- [Description of the task]
Where the data below has the string "page", return the whole line.

- [The data]

════════════════════

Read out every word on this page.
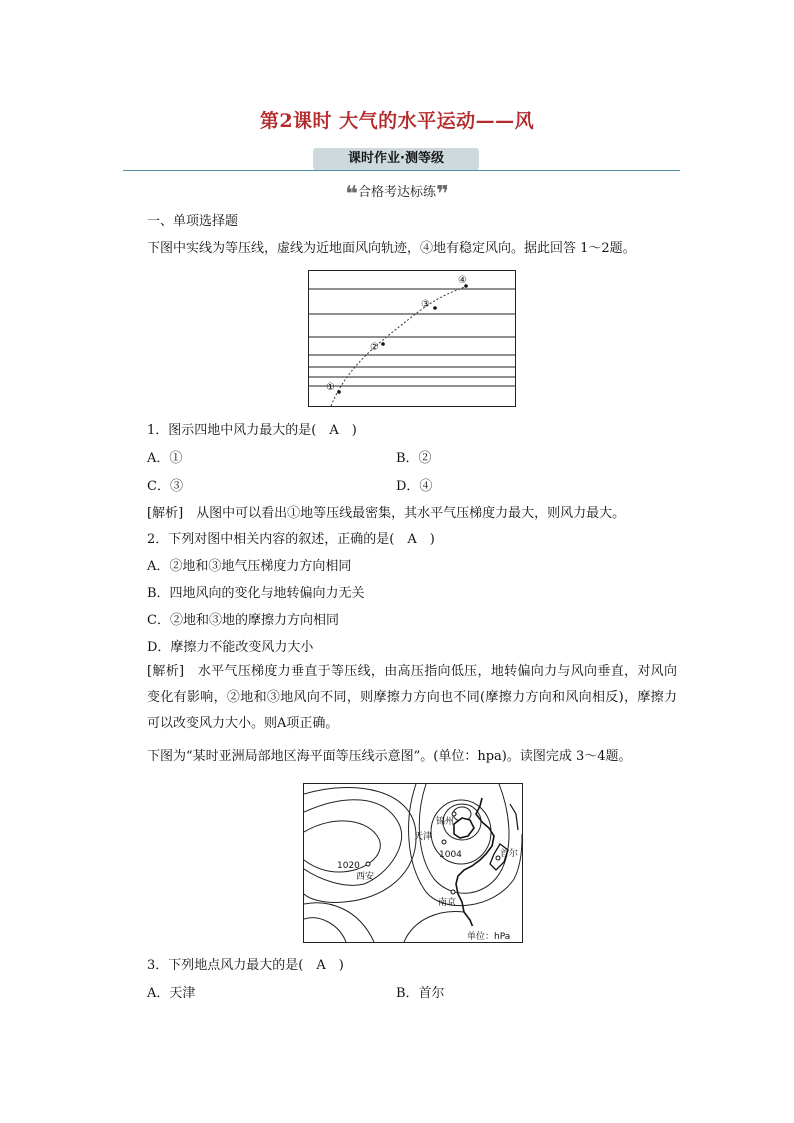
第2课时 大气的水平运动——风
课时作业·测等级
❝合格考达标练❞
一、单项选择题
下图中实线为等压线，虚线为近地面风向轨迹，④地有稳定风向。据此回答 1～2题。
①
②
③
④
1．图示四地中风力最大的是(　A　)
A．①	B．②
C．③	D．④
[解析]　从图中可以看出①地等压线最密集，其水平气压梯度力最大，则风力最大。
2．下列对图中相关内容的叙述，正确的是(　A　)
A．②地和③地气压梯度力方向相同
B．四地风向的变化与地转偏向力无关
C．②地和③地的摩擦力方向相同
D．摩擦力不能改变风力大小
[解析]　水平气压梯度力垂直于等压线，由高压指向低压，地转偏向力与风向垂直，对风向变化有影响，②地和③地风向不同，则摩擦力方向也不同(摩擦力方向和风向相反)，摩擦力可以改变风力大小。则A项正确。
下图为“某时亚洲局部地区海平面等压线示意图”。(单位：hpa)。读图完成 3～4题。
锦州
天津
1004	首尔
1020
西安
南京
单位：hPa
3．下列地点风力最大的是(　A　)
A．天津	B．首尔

════════════════════

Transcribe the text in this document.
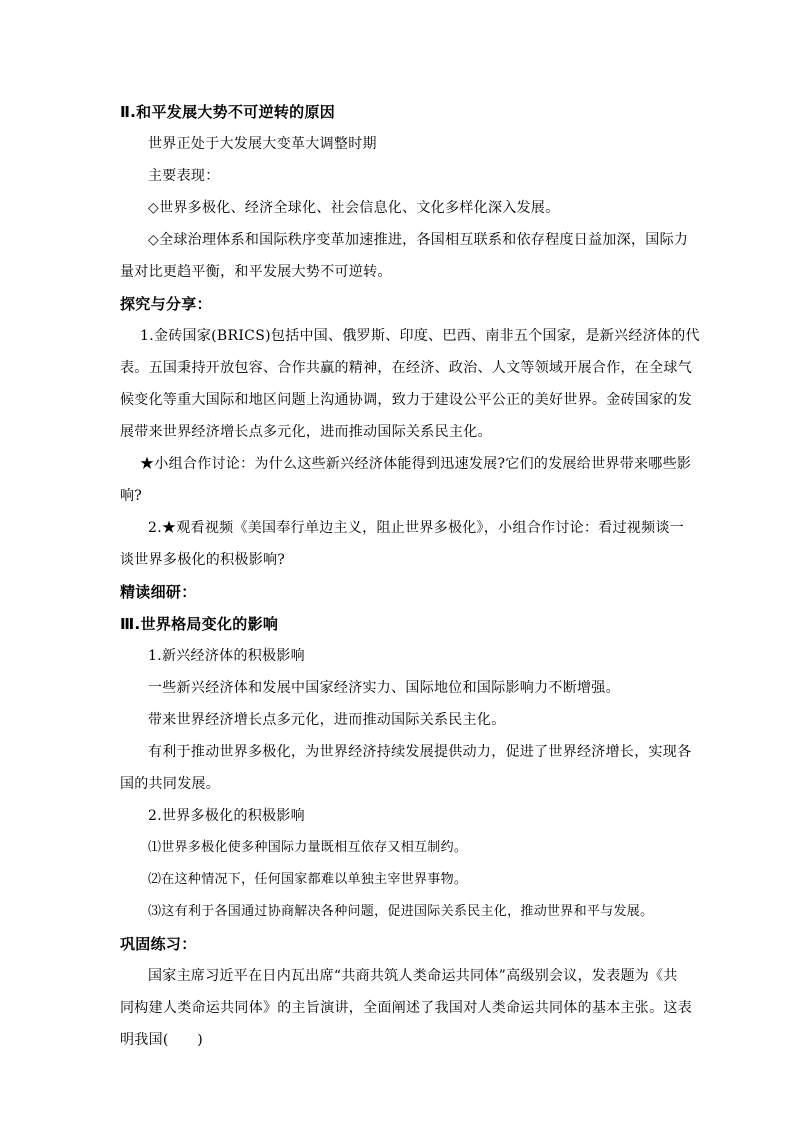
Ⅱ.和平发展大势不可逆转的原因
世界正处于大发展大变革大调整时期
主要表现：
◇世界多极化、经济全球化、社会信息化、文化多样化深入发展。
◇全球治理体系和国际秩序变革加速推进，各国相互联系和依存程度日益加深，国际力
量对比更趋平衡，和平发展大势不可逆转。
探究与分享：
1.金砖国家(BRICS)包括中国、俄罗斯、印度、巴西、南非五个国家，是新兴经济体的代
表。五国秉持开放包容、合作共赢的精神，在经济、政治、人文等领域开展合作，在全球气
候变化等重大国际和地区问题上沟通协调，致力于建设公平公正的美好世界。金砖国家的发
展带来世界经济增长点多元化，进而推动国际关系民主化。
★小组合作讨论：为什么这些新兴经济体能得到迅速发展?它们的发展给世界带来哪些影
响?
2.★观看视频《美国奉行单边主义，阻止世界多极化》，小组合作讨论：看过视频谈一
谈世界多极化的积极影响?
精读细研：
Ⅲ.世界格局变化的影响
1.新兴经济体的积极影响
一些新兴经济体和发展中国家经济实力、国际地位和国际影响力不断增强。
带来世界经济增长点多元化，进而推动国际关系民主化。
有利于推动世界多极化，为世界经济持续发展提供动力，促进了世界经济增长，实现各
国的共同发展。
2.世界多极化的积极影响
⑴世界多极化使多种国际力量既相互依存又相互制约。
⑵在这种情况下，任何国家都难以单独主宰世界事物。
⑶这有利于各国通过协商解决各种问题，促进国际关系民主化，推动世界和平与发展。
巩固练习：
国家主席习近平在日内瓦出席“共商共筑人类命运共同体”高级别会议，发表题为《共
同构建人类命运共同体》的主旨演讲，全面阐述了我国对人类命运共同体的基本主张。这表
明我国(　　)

════════════════════

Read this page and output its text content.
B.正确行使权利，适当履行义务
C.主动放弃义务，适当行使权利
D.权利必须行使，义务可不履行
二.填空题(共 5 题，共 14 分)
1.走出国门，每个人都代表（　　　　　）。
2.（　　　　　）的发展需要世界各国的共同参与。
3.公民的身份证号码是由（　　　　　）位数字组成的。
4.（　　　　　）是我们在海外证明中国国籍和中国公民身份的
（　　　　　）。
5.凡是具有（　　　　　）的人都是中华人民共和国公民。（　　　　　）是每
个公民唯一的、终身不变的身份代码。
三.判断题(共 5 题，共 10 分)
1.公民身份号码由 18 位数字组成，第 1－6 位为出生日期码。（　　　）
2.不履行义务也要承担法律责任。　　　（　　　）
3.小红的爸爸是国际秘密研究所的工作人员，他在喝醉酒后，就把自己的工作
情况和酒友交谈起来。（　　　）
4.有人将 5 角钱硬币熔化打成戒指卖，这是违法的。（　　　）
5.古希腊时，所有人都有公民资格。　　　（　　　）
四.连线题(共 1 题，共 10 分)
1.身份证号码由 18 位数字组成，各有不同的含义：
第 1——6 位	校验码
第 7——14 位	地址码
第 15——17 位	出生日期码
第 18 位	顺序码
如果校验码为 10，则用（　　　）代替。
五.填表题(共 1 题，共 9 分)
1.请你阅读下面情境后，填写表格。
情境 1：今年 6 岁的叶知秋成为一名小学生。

════════════════════

- [Full solution]
Read out every word on this page.
Read this page and output its text content.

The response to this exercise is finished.